### Directive
Whenever a line below holds the word "więcej", copy that line.

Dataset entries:
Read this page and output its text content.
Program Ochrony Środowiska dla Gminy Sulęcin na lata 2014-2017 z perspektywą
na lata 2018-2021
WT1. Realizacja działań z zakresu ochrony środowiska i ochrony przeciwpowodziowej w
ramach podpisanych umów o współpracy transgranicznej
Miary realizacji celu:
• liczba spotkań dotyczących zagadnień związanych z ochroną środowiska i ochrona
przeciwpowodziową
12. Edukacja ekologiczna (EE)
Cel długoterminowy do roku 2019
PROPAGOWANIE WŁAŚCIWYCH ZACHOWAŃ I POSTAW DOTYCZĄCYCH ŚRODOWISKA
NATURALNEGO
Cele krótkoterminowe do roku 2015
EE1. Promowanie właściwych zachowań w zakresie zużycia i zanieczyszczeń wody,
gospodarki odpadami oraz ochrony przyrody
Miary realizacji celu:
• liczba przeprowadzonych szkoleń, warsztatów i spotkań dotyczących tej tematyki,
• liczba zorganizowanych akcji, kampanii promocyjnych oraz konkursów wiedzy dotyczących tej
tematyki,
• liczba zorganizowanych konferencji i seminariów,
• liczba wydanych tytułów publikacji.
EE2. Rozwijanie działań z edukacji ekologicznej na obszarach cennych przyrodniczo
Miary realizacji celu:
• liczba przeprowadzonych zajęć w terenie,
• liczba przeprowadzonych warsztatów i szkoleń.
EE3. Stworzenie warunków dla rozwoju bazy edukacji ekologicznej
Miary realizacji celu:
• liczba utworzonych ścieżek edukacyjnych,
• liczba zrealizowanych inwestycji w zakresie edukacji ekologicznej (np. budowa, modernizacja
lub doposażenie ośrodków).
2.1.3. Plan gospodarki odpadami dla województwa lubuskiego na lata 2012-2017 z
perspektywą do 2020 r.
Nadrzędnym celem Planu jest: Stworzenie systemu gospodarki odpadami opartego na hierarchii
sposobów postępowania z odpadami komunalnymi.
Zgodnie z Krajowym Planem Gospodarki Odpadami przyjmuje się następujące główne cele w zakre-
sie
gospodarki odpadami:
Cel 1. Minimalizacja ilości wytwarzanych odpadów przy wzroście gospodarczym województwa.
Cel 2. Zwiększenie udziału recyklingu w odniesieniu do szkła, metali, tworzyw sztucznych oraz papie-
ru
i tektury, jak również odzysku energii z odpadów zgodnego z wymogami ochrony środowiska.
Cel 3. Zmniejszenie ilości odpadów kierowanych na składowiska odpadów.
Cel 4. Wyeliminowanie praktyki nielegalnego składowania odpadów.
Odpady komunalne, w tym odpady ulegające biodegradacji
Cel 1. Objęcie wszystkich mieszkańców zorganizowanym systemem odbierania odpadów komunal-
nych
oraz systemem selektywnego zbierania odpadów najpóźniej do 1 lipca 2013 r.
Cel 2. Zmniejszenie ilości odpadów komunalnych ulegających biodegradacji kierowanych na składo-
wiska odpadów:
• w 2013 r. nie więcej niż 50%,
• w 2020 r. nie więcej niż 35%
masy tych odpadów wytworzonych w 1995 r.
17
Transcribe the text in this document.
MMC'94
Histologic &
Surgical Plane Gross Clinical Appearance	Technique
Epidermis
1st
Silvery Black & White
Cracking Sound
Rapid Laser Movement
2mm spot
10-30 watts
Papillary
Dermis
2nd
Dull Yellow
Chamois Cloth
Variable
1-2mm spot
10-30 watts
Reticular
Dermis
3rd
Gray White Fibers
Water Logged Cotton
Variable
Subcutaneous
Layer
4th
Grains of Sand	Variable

### Result below
• w 2013 r. nie więcej niż 50%,
• w 2020 r. nie więcej niż 35%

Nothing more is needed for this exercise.